## What the task requires
Your task is to filter the data below down to the lines holding "Water".

------ Data shown ------

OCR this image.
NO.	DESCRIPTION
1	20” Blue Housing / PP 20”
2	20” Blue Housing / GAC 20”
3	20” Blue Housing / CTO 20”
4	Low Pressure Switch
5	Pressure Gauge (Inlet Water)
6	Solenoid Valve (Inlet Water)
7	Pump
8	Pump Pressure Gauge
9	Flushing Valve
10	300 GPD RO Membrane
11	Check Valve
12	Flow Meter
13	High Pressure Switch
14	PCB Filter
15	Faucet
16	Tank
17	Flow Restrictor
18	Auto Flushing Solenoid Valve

------

## Full response
5	Pressure Gauge (Inlet Water)
6	Solenoid Valve (Inlet Water)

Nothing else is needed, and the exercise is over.